• **Task requirements**: In the entries, find all lines that hold the word "строке" and copy them.

── Extracted information

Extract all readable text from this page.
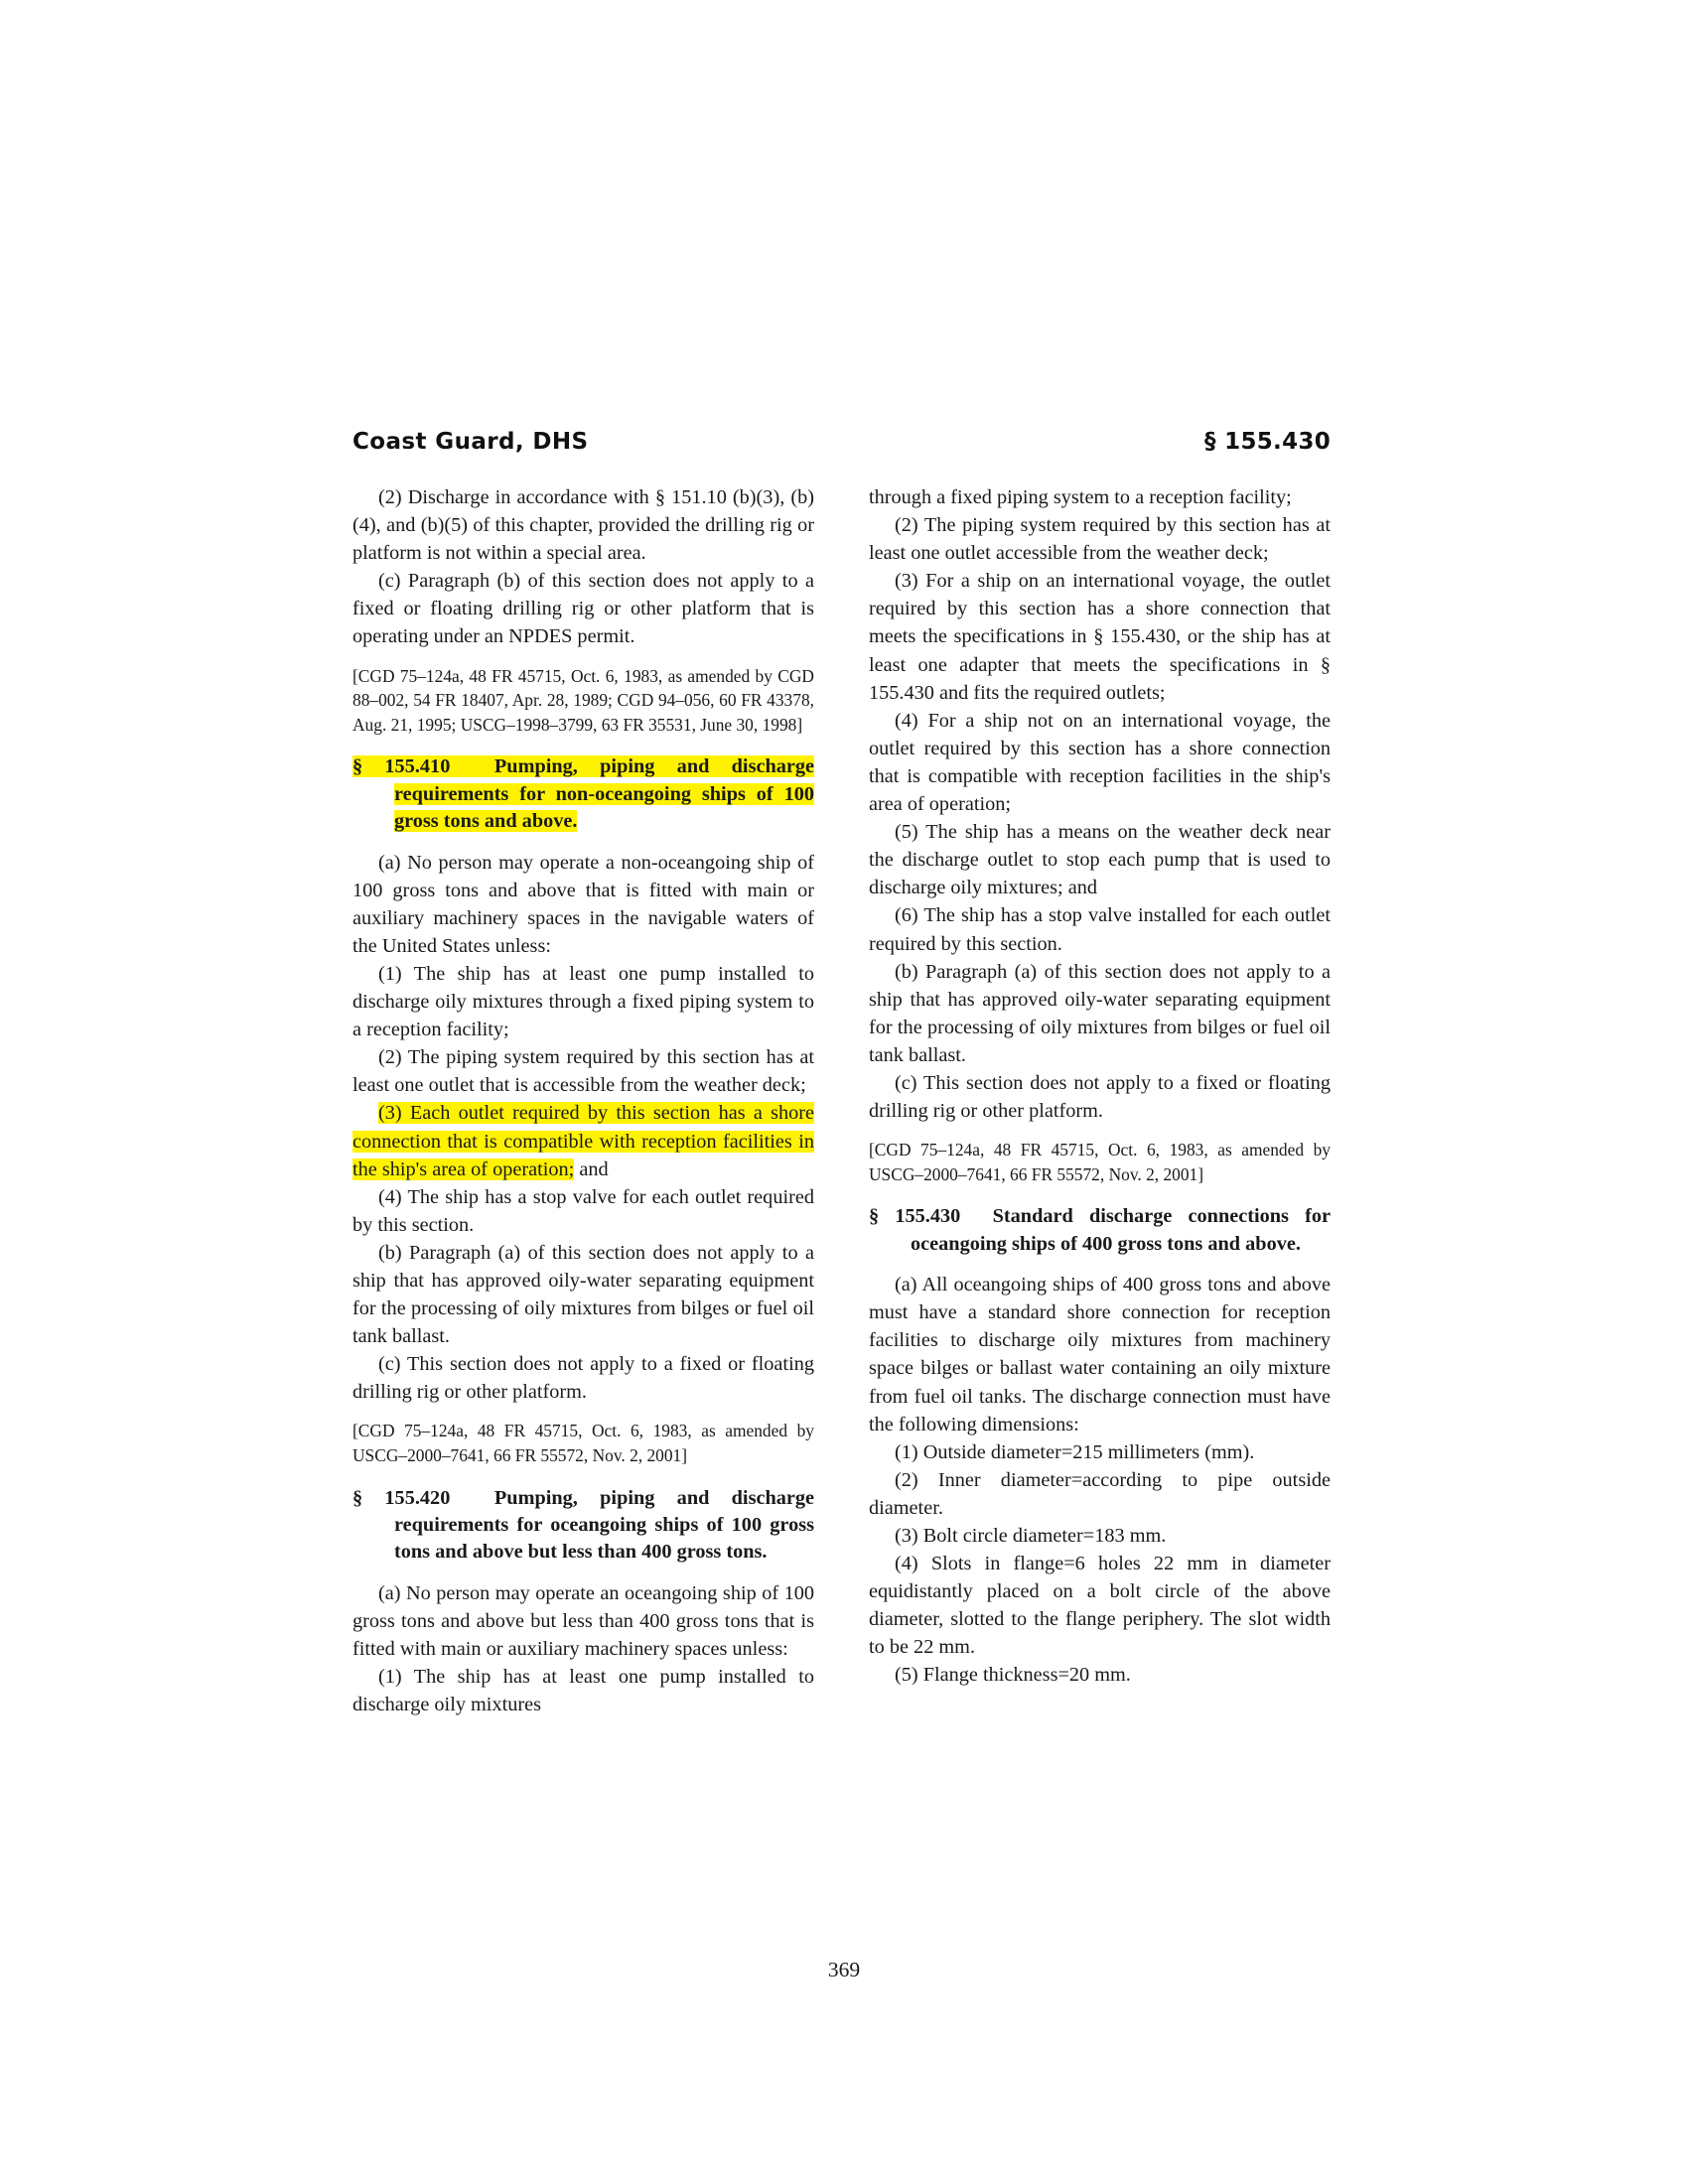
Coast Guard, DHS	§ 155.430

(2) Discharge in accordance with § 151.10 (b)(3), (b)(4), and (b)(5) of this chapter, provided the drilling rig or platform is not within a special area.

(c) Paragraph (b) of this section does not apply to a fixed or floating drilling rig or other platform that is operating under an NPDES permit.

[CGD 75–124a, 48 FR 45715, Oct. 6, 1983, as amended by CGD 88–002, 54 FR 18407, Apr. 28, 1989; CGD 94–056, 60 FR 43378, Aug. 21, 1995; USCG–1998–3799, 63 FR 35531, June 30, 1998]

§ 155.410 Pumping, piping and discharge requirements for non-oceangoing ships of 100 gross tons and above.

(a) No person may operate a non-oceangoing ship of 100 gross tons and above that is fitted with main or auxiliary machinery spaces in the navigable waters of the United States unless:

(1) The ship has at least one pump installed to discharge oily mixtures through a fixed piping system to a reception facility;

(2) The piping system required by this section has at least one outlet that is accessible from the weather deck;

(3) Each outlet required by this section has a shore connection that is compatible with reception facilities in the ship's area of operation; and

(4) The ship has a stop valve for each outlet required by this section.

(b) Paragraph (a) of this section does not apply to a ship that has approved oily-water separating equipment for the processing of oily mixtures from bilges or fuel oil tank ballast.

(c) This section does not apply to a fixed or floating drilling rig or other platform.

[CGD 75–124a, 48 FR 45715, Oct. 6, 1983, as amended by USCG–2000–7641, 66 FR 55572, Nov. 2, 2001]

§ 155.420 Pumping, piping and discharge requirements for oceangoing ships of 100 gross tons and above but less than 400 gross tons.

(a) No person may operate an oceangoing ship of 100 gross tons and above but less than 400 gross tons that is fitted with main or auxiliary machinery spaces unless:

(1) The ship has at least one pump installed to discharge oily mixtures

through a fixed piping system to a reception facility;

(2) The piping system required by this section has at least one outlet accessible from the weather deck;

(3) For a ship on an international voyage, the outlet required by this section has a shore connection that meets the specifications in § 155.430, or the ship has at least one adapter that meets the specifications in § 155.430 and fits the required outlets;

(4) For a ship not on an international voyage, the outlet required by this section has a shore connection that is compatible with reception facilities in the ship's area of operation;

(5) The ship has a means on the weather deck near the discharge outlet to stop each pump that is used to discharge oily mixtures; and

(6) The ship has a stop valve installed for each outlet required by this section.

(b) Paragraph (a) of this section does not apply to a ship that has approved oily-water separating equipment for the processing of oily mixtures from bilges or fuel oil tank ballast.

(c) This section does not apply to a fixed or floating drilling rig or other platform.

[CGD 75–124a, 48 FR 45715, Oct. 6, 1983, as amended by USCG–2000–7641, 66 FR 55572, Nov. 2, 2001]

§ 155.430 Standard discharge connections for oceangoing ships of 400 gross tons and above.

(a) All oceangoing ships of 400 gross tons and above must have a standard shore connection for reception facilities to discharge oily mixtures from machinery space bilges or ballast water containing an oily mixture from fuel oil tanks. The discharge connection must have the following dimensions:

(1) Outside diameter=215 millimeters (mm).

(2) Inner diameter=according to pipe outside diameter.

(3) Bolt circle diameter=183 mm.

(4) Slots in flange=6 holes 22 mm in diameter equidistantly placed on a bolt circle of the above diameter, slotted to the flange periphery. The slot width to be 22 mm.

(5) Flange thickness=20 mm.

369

────
── Extracted information

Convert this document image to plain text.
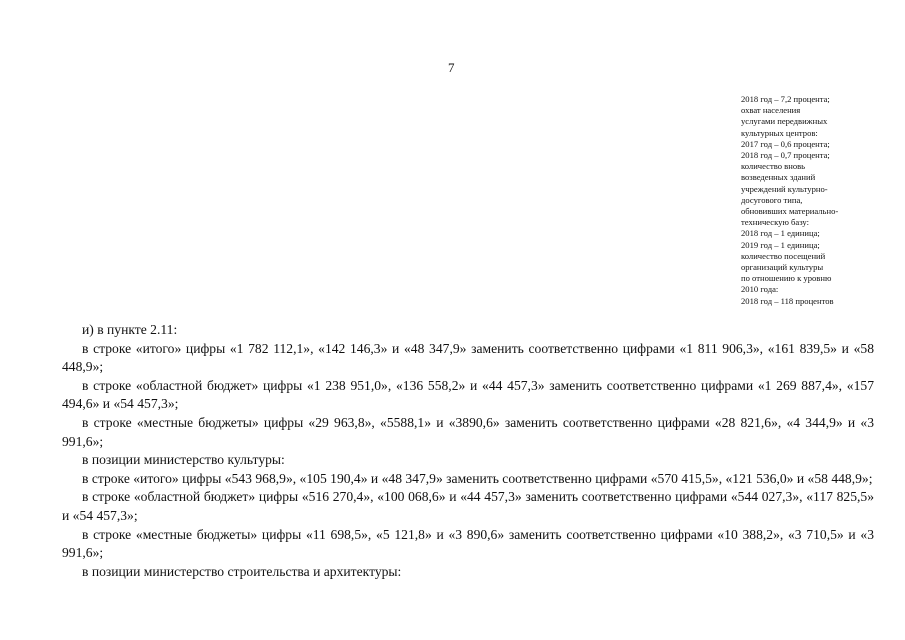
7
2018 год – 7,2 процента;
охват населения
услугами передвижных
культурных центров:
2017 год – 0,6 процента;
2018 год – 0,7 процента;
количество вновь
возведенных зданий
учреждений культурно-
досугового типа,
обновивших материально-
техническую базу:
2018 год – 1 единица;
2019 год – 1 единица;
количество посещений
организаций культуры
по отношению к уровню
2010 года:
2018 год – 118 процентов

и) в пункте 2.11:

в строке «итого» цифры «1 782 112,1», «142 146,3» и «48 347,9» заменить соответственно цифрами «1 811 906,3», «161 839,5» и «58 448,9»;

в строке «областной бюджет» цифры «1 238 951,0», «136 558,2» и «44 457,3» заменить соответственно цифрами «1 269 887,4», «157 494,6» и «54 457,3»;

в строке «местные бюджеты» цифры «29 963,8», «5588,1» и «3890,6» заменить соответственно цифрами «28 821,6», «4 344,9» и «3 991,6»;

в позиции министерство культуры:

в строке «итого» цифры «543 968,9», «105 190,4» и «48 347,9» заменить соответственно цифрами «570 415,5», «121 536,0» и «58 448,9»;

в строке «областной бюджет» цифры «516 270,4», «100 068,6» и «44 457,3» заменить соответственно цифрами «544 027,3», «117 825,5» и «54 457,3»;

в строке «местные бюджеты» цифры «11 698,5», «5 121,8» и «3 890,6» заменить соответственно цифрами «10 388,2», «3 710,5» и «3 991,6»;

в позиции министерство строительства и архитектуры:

────

• **Expected answer**:
в строке «итого» цифры «1 782 112,1», «142 146,3» и «48 347,9» заменить соответственно цифрами «1 811 906,3», «161 839,5» и «58 448,9»;
в строке «областной бюджет» цифры «1 238 951,0», «136 558,2» и «44 457,3» заменить соответственно цифрами «1 269 887,4», «157 494,6» и «54 457,3»;
в строке «местные бюджеты» цифры «29 963,8», «5588,1» и «3890,6» заменить соответственно цифрами «28 821,6», «4 344,9» и «3 991,6»;
в строке «итого» цифры «543 968,9», «105 190,4» и «48 347,9» заменить соответственно цифрами «570 415,5», «121 536,0» и «58 448,9»;
в строке «областной бюджет» цифры «516 270,4», «100 068,6» и «44 457,3» заменить соответственно цифрами «544 027,3», «117 825,5» и «54 457,3»;
в строке «местные бюджеты» цифры «11 698,5», «5 121,8» и «3 890,6» заменить соответственно цифрами «10 388,2», «3 710,5» и «3 991,6»;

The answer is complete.